§ Task description
Please reproduce the records verbatim, covering only the stretch from the line containing "peak-label: 675.61 — [710, 402, 723, 441]" through the line containing "y-tick-label: 60 — [27, 215, 42, 232]", with both of those lines included.

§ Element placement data
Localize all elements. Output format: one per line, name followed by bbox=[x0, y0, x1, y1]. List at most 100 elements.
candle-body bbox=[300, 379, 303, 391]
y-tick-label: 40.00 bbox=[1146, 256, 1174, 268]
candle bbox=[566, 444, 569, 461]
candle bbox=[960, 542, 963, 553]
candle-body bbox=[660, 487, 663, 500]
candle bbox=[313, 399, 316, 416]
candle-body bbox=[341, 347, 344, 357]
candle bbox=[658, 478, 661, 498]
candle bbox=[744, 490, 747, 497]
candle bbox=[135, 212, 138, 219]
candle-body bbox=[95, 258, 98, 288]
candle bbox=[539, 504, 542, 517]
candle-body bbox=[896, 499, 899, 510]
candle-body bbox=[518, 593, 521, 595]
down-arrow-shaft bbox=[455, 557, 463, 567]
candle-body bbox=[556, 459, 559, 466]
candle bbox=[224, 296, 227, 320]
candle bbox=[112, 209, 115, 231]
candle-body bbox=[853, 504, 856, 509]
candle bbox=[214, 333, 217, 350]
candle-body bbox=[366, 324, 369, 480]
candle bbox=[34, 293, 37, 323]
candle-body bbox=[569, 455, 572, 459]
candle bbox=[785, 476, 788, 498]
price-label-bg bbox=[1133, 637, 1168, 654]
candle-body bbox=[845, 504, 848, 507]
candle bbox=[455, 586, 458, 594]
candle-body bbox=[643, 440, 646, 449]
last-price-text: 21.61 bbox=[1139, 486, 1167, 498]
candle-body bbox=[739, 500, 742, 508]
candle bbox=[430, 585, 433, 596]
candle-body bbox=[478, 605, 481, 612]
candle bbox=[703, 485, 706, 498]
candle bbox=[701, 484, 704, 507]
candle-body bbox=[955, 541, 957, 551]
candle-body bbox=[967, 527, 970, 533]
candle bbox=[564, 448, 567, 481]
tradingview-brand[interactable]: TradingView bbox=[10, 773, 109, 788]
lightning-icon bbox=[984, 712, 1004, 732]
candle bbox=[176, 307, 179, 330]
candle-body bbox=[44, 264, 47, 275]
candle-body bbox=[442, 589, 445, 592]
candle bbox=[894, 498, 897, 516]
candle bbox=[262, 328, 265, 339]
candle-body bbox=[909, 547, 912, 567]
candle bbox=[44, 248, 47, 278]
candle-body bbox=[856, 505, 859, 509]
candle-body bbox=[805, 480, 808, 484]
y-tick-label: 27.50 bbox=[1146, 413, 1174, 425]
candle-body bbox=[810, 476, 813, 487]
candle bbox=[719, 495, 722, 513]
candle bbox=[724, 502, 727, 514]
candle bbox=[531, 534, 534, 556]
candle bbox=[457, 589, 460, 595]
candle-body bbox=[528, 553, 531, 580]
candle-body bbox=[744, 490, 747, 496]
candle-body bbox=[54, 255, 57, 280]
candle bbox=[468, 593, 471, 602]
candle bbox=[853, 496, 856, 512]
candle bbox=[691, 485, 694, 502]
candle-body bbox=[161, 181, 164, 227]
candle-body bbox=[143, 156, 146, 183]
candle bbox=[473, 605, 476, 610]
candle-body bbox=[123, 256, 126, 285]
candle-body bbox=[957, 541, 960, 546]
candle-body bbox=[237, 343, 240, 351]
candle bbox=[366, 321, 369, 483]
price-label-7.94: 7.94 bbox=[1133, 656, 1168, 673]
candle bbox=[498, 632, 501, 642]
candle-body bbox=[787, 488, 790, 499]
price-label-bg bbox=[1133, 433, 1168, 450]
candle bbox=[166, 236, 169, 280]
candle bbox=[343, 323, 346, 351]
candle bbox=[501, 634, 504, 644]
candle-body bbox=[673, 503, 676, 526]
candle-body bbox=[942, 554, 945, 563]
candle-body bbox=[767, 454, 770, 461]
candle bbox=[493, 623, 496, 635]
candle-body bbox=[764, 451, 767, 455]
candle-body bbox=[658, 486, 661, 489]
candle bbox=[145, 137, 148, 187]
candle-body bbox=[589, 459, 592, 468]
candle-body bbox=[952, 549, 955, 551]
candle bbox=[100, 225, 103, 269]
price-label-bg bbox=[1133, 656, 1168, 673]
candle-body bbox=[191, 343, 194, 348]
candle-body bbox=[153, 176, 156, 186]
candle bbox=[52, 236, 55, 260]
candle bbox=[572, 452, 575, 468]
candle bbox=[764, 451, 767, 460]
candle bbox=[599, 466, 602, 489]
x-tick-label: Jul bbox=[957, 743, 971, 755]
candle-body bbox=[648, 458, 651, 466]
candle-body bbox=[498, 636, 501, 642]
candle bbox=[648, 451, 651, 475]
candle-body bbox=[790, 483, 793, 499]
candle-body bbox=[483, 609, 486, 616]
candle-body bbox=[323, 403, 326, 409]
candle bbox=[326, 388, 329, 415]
==
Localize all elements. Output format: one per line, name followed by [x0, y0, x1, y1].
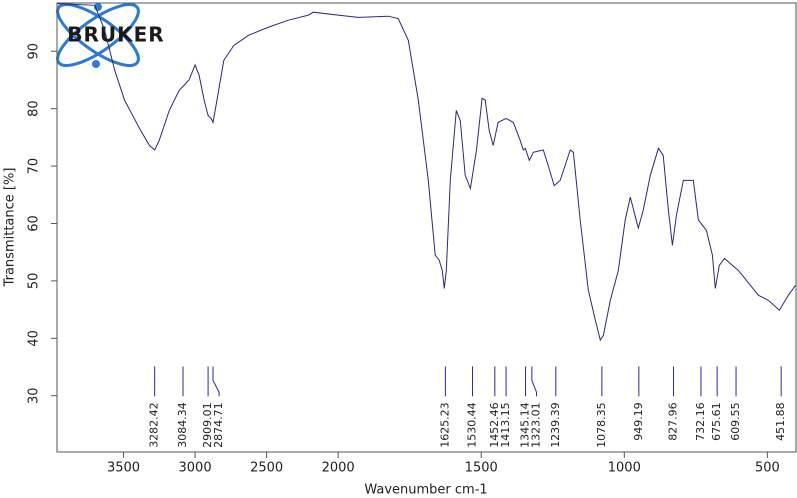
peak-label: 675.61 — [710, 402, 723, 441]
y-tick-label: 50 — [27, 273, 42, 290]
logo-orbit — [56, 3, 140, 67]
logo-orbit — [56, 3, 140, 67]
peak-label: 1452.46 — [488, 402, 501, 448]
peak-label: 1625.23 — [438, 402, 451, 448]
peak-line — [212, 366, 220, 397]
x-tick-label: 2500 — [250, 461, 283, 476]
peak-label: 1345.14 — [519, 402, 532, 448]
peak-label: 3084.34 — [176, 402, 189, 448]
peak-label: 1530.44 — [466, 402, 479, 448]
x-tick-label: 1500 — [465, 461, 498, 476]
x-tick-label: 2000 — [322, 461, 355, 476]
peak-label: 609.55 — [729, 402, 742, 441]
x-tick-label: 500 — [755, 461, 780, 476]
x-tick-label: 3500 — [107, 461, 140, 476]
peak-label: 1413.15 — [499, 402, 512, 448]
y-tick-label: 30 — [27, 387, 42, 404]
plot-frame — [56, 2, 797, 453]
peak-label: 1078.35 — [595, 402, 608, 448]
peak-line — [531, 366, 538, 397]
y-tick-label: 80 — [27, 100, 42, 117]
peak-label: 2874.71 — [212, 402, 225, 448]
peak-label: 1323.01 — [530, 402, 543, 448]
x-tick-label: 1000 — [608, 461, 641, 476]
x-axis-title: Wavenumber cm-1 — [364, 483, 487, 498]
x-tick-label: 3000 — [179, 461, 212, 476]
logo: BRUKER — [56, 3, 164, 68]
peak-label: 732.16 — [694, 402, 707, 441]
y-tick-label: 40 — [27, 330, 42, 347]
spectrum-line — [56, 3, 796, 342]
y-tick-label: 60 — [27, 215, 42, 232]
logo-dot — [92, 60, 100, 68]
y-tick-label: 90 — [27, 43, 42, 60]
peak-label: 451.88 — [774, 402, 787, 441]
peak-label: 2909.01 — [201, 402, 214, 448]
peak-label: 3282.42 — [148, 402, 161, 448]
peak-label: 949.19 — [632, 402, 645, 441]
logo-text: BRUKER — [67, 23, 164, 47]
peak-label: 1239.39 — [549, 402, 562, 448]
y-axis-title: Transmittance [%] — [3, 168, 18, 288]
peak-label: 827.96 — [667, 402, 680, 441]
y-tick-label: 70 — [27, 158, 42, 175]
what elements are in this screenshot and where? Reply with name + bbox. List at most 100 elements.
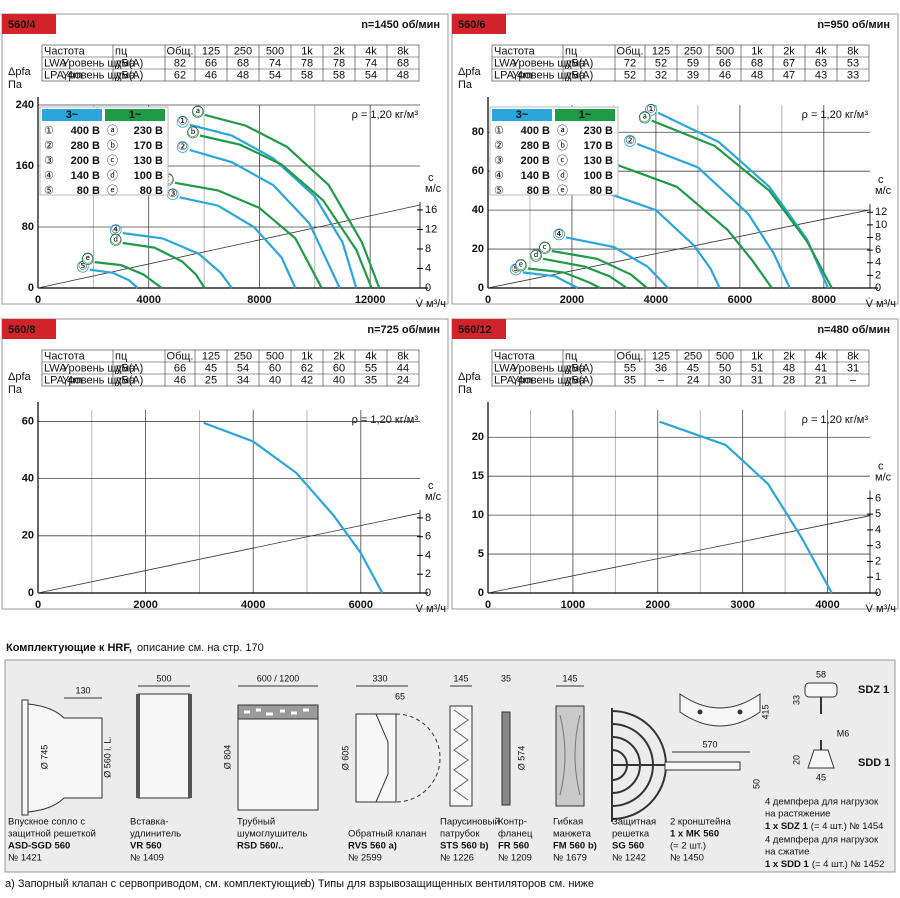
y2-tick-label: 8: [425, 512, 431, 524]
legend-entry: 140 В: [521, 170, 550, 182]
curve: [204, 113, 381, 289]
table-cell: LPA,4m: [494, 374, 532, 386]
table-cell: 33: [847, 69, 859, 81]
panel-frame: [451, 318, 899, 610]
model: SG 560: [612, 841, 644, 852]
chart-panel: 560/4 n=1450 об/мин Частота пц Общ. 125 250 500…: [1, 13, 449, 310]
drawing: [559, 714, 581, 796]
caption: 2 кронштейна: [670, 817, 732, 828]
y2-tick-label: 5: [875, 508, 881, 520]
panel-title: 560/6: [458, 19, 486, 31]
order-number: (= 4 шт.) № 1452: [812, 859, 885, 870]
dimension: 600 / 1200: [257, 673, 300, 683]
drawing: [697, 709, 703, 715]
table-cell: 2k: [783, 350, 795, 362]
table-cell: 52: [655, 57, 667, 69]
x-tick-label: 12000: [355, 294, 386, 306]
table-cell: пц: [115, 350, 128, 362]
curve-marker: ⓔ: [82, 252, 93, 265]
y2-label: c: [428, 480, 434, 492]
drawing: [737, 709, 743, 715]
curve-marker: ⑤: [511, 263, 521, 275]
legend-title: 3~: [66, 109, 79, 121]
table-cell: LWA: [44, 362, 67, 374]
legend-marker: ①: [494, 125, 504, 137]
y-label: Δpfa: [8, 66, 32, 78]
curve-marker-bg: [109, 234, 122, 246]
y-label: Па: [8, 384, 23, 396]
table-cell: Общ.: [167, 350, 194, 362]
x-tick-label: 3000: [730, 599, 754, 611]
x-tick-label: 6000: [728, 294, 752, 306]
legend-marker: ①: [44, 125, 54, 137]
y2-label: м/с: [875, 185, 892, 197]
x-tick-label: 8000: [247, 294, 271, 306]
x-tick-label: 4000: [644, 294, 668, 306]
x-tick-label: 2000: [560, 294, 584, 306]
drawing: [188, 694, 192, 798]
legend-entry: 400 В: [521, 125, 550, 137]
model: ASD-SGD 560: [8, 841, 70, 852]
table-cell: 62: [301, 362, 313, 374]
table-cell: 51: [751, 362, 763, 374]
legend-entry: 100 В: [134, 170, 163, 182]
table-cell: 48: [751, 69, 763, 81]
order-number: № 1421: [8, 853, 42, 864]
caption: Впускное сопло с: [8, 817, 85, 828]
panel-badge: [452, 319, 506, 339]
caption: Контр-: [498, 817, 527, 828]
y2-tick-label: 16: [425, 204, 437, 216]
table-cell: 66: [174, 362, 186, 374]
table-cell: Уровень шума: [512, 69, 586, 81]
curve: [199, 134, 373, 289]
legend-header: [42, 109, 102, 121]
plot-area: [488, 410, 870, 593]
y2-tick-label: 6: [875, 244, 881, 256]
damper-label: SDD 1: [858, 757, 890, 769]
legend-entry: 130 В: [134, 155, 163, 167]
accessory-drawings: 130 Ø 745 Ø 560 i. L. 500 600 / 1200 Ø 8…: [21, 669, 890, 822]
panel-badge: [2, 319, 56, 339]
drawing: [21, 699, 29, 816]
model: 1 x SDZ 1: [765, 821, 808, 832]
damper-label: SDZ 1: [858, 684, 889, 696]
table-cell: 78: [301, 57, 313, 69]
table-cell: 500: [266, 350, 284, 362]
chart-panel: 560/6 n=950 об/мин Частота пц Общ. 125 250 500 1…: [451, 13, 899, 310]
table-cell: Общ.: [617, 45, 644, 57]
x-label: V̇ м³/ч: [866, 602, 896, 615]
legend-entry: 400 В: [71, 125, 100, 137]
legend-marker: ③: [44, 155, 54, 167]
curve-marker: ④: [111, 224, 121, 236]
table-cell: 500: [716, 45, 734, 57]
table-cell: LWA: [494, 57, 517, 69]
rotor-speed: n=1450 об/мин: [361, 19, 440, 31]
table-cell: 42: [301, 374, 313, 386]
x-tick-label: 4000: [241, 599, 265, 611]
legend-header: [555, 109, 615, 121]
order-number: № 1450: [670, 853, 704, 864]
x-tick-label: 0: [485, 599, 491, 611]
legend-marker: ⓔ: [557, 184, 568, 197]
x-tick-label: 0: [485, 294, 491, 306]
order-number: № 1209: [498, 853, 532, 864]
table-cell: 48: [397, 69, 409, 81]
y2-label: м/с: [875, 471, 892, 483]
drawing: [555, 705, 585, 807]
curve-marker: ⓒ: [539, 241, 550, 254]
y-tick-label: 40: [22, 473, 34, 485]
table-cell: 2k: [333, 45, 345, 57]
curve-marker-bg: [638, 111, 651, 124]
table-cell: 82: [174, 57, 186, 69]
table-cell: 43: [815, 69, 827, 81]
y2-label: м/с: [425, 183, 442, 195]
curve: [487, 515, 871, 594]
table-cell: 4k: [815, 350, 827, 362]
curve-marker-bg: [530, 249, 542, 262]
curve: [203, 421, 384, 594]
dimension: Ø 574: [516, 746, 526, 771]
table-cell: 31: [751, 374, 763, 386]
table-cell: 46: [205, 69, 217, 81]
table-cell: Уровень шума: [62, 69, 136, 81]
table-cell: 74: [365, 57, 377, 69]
==
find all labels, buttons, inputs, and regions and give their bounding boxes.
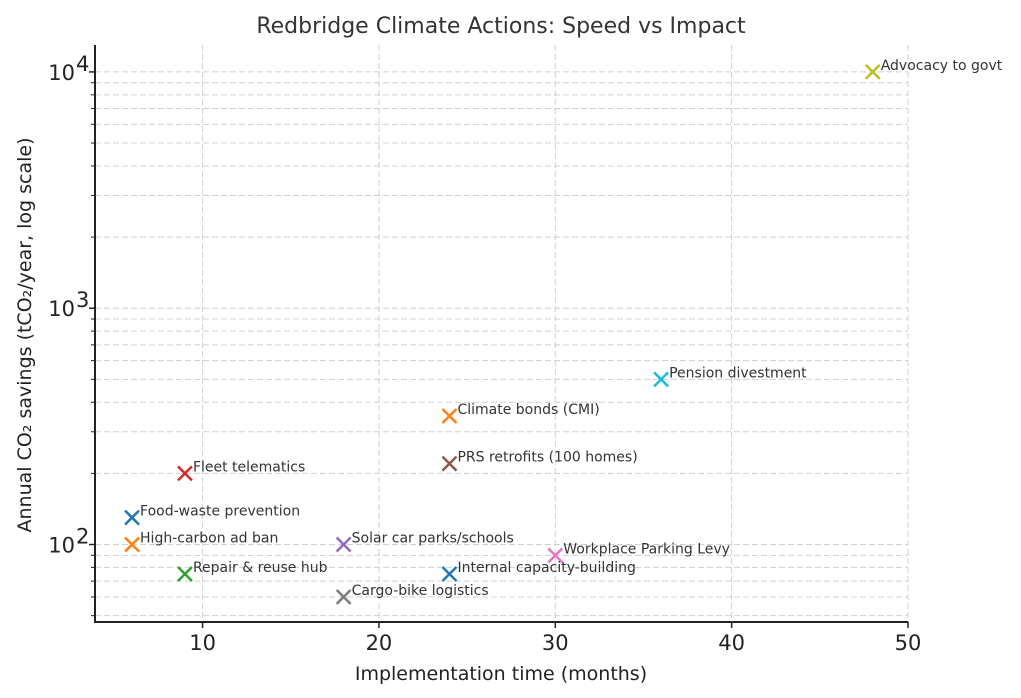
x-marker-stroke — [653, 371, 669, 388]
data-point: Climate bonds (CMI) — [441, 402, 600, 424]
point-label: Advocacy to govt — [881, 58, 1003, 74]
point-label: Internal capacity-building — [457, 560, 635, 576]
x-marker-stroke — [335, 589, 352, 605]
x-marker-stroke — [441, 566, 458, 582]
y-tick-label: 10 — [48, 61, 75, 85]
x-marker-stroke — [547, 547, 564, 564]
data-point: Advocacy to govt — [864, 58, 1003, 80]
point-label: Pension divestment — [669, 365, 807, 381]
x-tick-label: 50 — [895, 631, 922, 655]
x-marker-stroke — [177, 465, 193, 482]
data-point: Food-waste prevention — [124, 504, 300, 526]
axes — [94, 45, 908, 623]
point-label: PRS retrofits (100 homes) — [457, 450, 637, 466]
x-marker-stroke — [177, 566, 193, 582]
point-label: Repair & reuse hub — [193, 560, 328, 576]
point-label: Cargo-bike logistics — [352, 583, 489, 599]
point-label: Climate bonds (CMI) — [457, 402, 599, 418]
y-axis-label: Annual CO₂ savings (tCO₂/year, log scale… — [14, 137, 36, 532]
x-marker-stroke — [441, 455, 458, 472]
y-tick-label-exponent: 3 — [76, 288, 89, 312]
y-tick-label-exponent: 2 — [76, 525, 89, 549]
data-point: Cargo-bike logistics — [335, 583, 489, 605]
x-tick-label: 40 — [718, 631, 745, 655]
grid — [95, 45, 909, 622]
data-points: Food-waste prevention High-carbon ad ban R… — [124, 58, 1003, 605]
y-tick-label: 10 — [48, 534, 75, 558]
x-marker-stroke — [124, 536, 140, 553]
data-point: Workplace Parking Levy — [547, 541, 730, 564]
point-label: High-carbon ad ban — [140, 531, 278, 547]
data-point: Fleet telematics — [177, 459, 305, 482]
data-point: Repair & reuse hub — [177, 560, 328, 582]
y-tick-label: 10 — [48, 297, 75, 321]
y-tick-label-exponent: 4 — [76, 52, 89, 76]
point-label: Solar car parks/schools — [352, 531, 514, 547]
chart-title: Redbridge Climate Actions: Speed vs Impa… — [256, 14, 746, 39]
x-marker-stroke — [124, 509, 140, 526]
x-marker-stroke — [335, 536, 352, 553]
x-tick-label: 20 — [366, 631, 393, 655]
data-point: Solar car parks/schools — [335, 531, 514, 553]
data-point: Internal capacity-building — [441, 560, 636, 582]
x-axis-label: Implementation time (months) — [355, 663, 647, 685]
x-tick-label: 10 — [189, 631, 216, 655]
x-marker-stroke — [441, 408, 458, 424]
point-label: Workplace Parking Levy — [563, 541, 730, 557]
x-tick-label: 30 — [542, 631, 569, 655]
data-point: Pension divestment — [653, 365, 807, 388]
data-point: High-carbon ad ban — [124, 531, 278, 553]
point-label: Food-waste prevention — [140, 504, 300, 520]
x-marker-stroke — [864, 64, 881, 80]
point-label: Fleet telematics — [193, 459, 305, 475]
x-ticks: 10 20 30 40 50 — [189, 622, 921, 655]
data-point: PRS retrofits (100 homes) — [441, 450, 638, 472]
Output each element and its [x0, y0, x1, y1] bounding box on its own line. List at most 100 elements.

§ Task response
peak-label: 675.61 — [710, 402, 723, 441]
y-tick-label: 50 — [27, 273, 42, 290]
logo-orbit — [56, 3, 140, 67]
logo-orbit — [56, 3, 140, 67]
peak-label: 1452.46 — [488, 402, 501, 448]
peak-label: 1625.23 — [438, 402, 451, 448]
peak-line — [212, 366, 220, 397]
x-tick-label: 2500 — [250, 461, 283, 476]
peak-label: 1345.14 — [519, 402, 532, 448]
peak-label: 3084.34 — [176, 402, 189, 448]
peak-label: 1530.44 — [466, 402, 479, 448]
x-tick-label: 1500 — [465, 461, 498, 476]
x-tick-label: 2000 — [322, 461, 355, 476]
peak-label: 609.55 — [729, 402, 742, 441]
x-tick-label: 500 — [755, 461, 780, 476]
x-tick-label: 3500 — [107, 461, 140, 476]
peak-label: 1413.15 — [499, 402, 512, 448]
y-tick-label: 30 — [27, 387, 42, 404]
plot-frame — [56, 2, 797, 453]
peak-label: 1078.35 — [595, 402, 608, 448]
peak-line — [531, 366, 538, 397]
y-tick-label: 80 — [27, 100, 42, 117]
peak-label: 2874.71 — [212, 402, 225, 448]
peak-label: 1323.01 — [530, 402, 543, 448]
x-tick-label: 1000 — [608, 461, 641, 476]
x-axis-title: Wavenumber cm-1 — [364, 483, 487, 498]
x-tick-label: 3000 — [179, 461, 212, 476]
logo: BRUKER — [56, 3, 164, 68]
peak-label: 732.16 — [694, 402, 707, 441]
y-tick-label: 40 — [27, 330, 42, 347]
spectrum-line — [56, 3, 796, 342]
y-tick-label: 60 — [27, 215, 42, 232]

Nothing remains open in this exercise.